— begin —

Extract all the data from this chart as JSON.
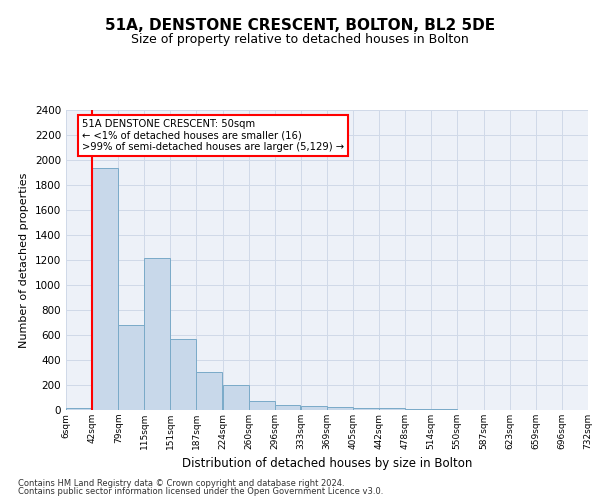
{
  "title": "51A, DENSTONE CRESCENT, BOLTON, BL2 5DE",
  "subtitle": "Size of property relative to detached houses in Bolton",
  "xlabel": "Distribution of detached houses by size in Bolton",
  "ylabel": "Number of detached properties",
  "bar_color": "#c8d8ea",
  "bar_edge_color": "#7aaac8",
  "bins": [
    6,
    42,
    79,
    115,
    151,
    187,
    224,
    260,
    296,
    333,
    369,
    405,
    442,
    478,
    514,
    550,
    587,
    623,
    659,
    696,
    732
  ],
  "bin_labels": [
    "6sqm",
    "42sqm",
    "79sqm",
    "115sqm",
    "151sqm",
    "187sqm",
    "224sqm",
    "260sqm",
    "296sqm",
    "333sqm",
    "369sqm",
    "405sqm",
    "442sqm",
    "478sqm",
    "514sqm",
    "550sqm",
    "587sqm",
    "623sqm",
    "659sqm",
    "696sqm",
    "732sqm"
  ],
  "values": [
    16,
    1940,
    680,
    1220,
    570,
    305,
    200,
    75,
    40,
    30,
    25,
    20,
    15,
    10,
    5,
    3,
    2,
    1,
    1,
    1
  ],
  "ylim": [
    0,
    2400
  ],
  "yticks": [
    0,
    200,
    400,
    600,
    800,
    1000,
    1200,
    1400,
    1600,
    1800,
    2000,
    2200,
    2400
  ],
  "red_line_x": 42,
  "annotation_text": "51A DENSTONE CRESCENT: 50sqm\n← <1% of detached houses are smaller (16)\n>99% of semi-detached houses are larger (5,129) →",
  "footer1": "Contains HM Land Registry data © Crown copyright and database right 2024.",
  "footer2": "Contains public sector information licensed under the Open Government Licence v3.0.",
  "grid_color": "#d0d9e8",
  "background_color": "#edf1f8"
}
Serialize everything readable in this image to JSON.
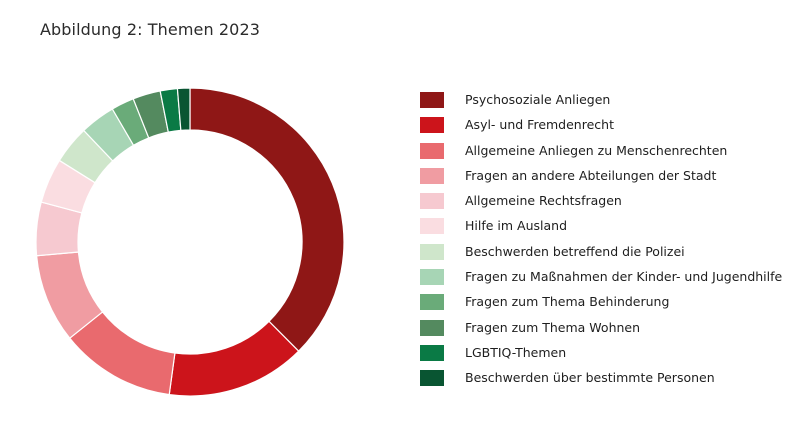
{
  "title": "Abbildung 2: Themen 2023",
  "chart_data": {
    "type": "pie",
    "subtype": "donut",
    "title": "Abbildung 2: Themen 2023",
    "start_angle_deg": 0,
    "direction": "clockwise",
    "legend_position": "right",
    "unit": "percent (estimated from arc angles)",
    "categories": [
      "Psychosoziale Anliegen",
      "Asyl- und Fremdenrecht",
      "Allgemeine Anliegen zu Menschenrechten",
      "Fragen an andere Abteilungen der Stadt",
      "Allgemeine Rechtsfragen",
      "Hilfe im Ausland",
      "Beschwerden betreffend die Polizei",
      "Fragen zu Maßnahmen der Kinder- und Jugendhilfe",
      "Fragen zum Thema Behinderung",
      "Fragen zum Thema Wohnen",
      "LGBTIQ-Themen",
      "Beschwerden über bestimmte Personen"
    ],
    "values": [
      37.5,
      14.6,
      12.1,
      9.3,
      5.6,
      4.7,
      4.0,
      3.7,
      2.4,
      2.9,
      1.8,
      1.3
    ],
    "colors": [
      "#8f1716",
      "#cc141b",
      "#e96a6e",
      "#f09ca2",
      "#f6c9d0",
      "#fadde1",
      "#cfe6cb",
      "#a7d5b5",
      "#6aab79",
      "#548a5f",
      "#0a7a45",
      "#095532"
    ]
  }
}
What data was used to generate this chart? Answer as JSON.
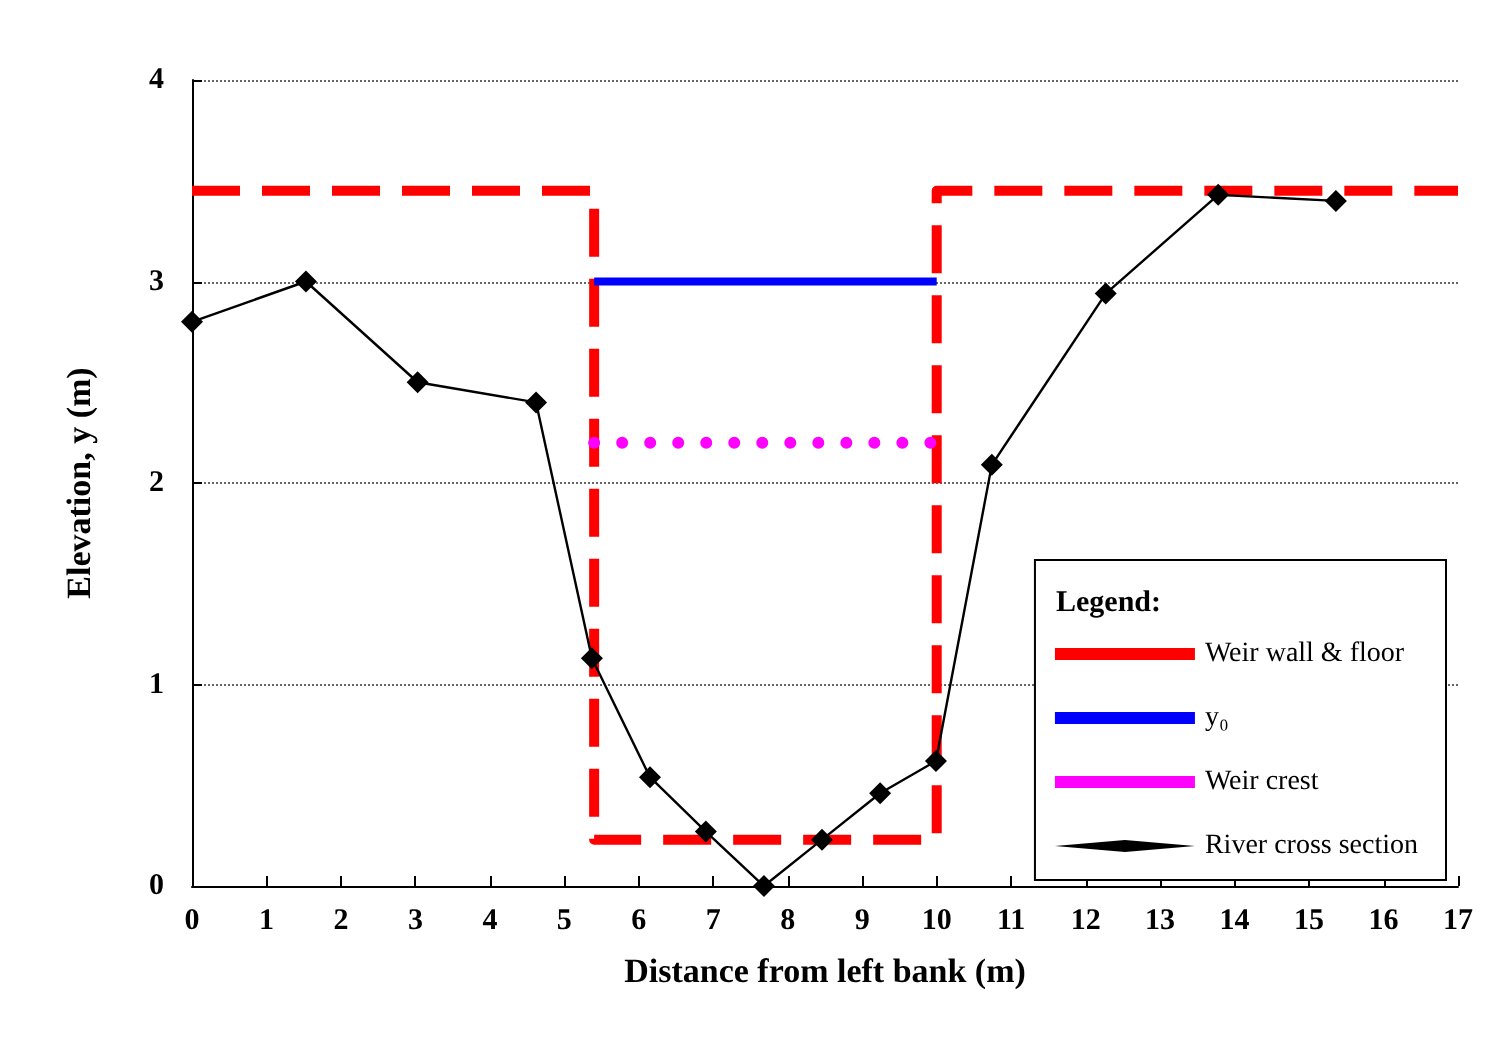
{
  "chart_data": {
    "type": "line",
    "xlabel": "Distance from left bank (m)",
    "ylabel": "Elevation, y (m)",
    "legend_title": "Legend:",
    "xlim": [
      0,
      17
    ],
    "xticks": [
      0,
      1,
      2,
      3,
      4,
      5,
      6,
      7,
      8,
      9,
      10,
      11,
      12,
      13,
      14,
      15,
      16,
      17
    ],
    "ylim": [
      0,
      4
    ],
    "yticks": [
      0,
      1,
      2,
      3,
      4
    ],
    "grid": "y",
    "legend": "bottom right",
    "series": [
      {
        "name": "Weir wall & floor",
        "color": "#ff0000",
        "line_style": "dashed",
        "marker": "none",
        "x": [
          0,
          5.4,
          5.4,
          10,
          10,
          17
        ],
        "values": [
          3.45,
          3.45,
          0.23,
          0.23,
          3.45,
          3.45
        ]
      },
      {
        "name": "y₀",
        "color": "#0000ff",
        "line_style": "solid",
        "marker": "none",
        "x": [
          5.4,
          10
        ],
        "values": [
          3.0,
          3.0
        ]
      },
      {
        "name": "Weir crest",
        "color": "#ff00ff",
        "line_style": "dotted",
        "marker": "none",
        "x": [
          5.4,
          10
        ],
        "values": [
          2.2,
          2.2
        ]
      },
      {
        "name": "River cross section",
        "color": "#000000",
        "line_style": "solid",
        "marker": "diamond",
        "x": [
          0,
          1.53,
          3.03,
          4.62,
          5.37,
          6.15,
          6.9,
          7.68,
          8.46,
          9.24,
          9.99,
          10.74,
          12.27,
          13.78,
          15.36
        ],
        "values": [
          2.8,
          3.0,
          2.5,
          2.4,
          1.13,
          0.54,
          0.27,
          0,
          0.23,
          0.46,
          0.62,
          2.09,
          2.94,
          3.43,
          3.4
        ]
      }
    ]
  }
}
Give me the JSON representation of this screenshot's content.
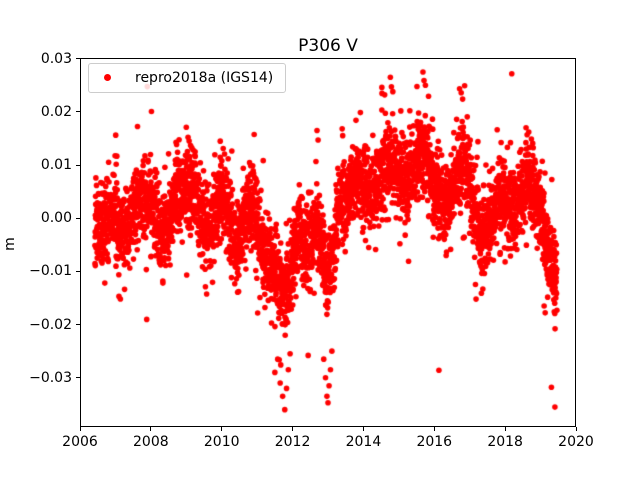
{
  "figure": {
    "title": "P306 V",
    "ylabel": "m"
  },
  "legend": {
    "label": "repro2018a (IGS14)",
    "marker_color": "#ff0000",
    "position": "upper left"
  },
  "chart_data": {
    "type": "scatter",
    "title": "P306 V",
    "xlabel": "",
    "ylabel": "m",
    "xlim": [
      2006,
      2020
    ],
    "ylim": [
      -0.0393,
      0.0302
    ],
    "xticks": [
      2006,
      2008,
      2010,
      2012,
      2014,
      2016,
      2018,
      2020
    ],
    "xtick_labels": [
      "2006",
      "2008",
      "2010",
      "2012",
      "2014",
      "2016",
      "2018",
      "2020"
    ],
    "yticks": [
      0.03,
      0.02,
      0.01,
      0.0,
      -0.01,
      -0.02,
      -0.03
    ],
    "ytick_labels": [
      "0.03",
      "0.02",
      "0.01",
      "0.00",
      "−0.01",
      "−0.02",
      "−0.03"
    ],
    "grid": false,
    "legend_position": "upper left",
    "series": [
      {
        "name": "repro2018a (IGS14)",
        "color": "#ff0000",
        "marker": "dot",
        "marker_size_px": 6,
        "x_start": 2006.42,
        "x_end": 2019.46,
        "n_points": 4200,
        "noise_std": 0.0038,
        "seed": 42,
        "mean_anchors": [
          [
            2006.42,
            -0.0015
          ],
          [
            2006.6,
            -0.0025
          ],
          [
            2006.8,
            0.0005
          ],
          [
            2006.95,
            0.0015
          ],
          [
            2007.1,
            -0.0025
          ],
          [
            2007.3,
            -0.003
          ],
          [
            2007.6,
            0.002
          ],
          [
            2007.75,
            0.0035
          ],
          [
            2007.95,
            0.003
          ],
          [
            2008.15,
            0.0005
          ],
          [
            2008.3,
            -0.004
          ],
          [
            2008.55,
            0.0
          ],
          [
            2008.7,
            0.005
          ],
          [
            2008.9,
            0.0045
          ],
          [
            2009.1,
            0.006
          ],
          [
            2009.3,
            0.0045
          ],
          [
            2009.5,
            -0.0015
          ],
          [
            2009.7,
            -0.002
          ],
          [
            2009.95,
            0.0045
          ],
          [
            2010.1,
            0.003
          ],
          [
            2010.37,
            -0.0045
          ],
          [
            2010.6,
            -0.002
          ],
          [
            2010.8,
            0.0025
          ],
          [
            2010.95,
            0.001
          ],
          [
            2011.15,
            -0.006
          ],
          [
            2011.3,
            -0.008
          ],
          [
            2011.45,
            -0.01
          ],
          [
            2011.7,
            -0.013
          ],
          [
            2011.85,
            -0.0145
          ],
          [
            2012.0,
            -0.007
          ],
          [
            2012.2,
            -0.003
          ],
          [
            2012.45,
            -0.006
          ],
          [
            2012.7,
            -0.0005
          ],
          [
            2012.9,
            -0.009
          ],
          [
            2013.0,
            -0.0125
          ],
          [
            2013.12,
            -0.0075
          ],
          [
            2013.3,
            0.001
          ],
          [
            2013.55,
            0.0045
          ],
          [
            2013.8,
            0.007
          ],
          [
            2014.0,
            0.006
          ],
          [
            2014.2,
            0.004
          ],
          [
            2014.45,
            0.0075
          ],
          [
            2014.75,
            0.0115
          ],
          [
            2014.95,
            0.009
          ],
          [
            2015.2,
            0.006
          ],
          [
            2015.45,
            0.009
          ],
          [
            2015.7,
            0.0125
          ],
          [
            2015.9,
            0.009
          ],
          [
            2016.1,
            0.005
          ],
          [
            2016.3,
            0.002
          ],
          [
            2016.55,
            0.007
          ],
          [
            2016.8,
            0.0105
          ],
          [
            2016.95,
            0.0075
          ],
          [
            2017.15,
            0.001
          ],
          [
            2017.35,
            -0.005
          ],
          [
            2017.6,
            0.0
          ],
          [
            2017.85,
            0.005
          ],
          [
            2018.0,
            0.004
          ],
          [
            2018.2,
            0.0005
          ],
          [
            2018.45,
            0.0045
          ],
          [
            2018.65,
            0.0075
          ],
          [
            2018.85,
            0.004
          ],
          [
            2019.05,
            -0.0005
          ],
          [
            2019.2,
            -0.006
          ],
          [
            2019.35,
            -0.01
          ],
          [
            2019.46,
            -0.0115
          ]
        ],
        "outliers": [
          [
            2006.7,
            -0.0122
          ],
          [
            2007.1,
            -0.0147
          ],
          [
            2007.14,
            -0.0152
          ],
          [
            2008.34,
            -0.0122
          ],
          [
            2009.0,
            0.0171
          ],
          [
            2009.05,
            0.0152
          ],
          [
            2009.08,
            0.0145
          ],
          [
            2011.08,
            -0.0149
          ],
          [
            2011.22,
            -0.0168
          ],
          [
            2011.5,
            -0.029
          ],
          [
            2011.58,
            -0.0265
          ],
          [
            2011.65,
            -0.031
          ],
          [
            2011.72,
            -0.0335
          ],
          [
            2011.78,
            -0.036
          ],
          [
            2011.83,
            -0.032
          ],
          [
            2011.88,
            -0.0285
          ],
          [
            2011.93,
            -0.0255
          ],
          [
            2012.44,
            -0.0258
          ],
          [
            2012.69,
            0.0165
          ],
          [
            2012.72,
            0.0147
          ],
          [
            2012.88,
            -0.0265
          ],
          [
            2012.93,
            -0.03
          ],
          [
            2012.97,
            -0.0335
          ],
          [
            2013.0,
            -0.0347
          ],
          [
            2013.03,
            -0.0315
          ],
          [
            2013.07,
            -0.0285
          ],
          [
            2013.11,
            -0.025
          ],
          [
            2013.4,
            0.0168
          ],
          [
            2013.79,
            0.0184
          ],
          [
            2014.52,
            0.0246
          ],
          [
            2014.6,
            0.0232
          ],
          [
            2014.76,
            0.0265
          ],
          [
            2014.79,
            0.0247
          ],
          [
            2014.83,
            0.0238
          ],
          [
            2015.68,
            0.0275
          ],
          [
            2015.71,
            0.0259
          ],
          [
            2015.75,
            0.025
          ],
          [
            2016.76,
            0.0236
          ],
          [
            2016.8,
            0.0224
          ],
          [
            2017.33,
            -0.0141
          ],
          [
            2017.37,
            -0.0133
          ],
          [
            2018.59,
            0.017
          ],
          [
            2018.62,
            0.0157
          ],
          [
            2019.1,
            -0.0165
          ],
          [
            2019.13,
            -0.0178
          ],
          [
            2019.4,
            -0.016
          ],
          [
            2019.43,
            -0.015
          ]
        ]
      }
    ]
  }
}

— end —

Gather each line of the listing containing the word "houses" and show it.

COMPLETE ANSWER:
  "subtitle": "Size of property relative to detached houses in Bolton",
  "xlabel": "Distribution of detached houses by size in Bolton",
  "annotation_text": "51A DENSTONE CRESCENT: 50sqm\n← <1% of detached houses are smaller (16)\n>99% of semi-detached houses are larger (5,129) →",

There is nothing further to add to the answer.